**Exercise description**
Copy out the entries exactly, from the first line to the last.

**Lines of data**

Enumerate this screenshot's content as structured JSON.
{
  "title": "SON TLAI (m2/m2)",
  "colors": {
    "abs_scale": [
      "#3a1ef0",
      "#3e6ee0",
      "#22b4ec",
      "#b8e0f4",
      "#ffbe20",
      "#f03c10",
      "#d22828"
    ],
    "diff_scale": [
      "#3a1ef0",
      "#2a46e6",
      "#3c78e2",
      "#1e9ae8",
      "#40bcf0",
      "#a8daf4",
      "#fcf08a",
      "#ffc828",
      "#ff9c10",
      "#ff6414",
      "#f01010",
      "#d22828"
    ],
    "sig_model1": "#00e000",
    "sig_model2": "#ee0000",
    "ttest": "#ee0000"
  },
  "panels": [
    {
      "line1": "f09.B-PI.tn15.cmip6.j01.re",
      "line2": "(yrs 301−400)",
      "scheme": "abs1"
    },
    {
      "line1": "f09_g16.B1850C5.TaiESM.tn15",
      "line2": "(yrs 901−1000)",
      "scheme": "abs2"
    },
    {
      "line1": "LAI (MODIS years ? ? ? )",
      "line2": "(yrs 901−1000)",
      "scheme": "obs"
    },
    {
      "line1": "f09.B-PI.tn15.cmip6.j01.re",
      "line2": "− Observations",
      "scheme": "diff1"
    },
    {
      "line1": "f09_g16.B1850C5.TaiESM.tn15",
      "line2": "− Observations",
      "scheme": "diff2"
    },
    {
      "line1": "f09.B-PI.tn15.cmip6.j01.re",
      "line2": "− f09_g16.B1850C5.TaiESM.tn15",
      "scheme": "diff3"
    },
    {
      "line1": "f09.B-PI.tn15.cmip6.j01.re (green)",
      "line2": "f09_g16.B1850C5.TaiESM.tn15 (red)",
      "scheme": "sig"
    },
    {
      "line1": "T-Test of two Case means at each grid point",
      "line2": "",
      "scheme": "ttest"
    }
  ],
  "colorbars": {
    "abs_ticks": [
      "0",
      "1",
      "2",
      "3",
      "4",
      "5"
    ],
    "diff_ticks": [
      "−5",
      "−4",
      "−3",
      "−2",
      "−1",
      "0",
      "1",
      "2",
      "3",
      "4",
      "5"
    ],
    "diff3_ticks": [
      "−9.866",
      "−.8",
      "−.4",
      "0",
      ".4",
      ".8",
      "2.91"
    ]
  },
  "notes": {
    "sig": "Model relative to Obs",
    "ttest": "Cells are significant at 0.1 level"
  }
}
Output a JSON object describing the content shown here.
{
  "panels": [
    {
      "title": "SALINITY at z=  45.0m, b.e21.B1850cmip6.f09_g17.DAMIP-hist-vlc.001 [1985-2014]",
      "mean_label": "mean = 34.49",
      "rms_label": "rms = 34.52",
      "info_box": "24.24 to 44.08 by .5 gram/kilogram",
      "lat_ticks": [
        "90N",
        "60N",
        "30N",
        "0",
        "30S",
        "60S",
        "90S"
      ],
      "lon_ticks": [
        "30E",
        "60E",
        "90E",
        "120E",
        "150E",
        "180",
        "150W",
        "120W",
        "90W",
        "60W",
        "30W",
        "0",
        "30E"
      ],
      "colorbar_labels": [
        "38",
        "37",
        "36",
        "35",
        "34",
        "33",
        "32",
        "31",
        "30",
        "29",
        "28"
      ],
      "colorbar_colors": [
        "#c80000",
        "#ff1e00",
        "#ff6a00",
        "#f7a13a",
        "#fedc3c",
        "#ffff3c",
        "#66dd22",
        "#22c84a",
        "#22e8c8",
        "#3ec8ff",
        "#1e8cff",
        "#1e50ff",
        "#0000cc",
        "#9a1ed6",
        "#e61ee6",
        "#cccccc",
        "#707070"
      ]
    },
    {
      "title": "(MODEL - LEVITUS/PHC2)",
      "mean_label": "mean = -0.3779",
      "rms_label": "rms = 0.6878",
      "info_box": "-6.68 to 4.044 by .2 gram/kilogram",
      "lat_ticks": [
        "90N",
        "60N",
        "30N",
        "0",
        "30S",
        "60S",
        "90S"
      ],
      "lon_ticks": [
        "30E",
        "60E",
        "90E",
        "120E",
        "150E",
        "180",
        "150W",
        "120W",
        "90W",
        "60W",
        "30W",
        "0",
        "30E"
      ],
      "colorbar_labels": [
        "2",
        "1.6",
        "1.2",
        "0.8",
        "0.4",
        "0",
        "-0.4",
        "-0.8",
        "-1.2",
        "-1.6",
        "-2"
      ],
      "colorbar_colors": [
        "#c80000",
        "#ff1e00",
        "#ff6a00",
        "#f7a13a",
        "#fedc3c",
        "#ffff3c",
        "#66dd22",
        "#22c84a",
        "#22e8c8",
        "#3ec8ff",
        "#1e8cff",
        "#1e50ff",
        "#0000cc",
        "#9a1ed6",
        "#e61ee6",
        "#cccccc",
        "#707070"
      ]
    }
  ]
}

**Worked solution**
Enumerate this screenshot's content as structured JSON.
{
  "title": "SON TLAI (m2/m2)",
  "colors": {
    "abs_scale": [
      "#3a1ef0",
      "#3e6ee0",
      "#22b4ec",
      "#b8e0f4",
      "#ffbe20",
      "#f03c10",
      "#d22828"
    ],
    "diff_scale": [
      "#3a1ef0",
      "#2a46e6",
      "#3c78e2",
      "#1e9ae8",
      "#40bcf0",
      "#a8daf4",
      "#fcf08a",
      "#ffc828",
      "#ff9c10",
      "#ff6414",
      "#f01010",
      "#d22828"
    ],
    "sig_model1": "#00e000",
    "sig_model2": "#ee0000",
    "ttest": "#ee0000"
  },
  "panels": [
    {
      "line1": "f09.B-PI.tn15.cmip6.j01.re",
      "line2": "(yrs 301−400)",
      "scheme": "abs1"
    },
    {
      "line1": "f09_g16.B1850C5.TaiESM.tn15",
      "line2": "(yrs 901−1000)",
      "scheme": "abs2"
    },
    {
      "line1": "LAI (MODIS years ? ? ? )",
      "line2": "(yrs 901−1000)",
      "scheme": "obs"
    },
    {
      "line1": "f09.B-PI.tn15.cmip6.j01.re",
      "line2": "− Observations",
      "scheme": "diff1"
    },
    {
      "line1": "f09_g16.B1850C5.TaiESM.tn15",
      "line2": "− Observations",
      "scheme": "diff2"
    },
    {
      "line1": "f09.B-PI.tn15.cmip6.j01.re",
      "line2": "− f09_g16.B1850C5.TaiESM.tn15",
      "scheme": "diff3"
    },
    {
      "line1": "f09.B-PI.tn15.cmip6.j01.re (green)",
      "line2": "f09_g16.B1850C5.TaiESM.tn15 (red)",
      "scheme": "sig"
    },
    {
      "line1": "T-Test of two Case means at each grid point",
      "line2": "",
      "scheme": "ttest"
    }
  ],
  "colorbars": {
    "abs_ticks": [
      "0",
      "1",
      "2",
      "3",
      "4",
      "5"
    ],
    "diff_ticks": [
      "−5",
      "−4",
      "−3",
      "−2",
      "−1",
      "0",
      "1",
      "2",
      "3",
      "4",
      "5"
    ],
    "diff3_ticks": [
      "−9.866",
      "−.8",
      "−.4",
      "0",
      ".4",
      ".8",
      "2.91"
    ]
  },
  "notes": {
    "sig": "Model relative to Obs",
    "ttest": "Cells are significant at 0.1 level"
  }
}
Output a JSON object describing the content shown here.
{
  "panels": [
    {
      "title": "SALINITY at z=  45.0m, b.e21.B1850cmip6.f09_g17.DAMIP-hist-vlc.001 [1985-2014]",
      "mean_label": "mean = 34.49",
      "rms_label": "rms = 34.52",
      "info_box": "24.24 to 44.08 by .5 gram/kilogram",
      "lat_ticks": [
        "90N",
        "60N",
        "30N",
        "0",
        "30S",
        "60S",
        "90S"
      ],
      "lon_ticks": [
        "30E",
        "60E",
        "90E",
        "120E",
        "150E",
        "180",
        "150W",
        "120W",
        "90W",
        "60W",
        "30W",
        "0",
        "30E"
      ],
      "colorbar_labels": [
        "38",
        "37",
        "36",
        "35",
        "34",
        "33",
        "32",
        "31",
        "30",
        "29",
        "28"
      ],
      "colorbar_colors": [
        "#c80000",
        "#ff1e00",
        "#ff6a00",
        "#f7a13a",
        "#fedc3c",
        "#ffff3c",
        "#66dd22",
        "#22c84a",
        "#22e8c8",
        "#3ec8ff",
        "#1e8cff",
        "#1e50ff",
        "#0000cc",
        "#9a1ed6",
        "#e61ee6",
        "#cccccc",
        "#707070"
      ]
    },
    {
      "title": "(MODEL - LEVITUS/PHC2)",
      "mean_label": "mean = -0.3779",
      "rms_label": "rms = 0.6878",
      "info_box": "-6.68 to 4.044 by .2 gram/kilogram",
      "lat_ticks": [
        "90N",
        "60N",
        "30N",
        "0",
        "30S",
        "60S",
        "90S"
      ],
      "lon_ticks": [
        "30E",
        "60E",
        "90E",
        "120E",
        "150E",
        "180",
        "150W",
        "120W",
        "90W",
        "60W",
        "30W",
        "0",
        "30E"
      ],
      "colorbar_labels": [
        "2",
        "1.6",
        "1.2",
        "0.8",
        "0.4",
        "0",
        "-0.4",
        "-0.8",
        "-1.2",
        "-1.6",
        "-2"
      ],
      "colorbar_colors": [
        "#c80000",
        "#ff1e00",
        "#ff6a00",
        "#f7a13a",
        "#fedc3c",
        "#ffff3c",
        "#66dd22",
        "#22c84a",
        "#22e8c8",
        "#3ec8ff",
        "#1e8cff",
        "#1e50ff",
        "#0000cc",
        "#9a1ed6",
        "#e61ee6",
        "#cccccc",
        "#707070"
      ]
    }
  ]
}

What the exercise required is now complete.